Data records
━━━━━━━━━━━━━━━━━━━━

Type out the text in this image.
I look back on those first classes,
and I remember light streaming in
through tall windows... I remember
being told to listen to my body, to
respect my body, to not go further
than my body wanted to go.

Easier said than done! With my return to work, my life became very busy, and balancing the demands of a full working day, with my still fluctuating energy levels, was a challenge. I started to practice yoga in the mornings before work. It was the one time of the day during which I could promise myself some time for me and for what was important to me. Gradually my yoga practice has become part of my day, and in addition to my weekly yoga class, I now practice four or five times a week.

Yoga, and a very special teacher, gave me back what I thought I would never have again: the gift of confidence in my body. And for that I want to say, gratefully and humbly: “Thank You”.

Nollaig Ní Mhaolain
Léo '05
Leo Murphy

━━━━━━━━━━━━━━━━━━━━

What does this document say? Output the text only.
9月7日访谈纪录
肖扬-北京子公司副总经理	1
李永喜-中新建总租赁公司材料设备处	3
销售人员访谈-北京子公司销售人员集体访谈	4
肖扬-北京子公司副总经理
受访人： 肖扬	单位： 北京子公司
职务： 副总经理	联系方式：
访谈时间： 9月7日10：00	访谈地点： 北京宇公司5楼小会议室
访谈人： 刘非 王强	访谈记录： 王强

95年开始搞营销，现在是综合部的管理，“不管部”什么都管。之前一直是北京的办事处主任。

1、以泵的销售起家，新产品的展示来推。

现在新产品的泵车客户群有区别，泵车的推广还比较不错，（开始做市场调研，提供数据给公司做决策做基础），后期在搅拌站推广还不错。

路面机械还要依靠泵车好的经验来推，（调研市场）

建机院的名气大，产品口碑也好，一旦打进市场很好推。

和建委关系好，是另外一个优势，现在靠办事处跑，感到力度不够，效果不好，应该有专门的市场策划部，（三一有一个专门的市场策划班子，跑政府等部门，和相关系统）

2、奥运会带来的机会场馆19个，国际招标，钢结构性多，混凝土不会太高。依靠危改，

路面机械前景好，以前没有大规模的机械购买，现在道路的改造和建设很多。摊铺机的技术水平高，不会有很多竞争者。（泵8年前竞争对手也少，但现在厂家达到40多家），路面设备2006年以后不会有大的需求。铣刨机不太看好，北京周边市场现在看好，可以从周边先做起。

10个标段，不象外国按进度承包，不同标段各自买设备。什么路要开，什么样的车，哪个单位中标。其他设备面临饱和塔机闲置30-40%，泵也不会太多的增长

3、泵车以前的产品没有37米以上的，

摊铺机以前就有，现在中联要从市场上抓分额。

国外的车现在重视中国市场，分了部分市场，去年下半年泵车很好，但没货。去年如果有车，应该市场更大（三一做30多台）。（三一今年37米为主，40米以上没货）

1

━━━━━━━━━━━━━━━━━━━━

*Task description*. Copy out each line in the preceding records that contains "body".

*Answer to the task*.
being told to listen to my body, to
respect my body, to not go further
than my body wanted to go.
Yoga, and a very special teacher, gave me back what I thought I would never have again: the gift of confidence in my body. And for that I want to say, gratefully and humbly: “Thank You”.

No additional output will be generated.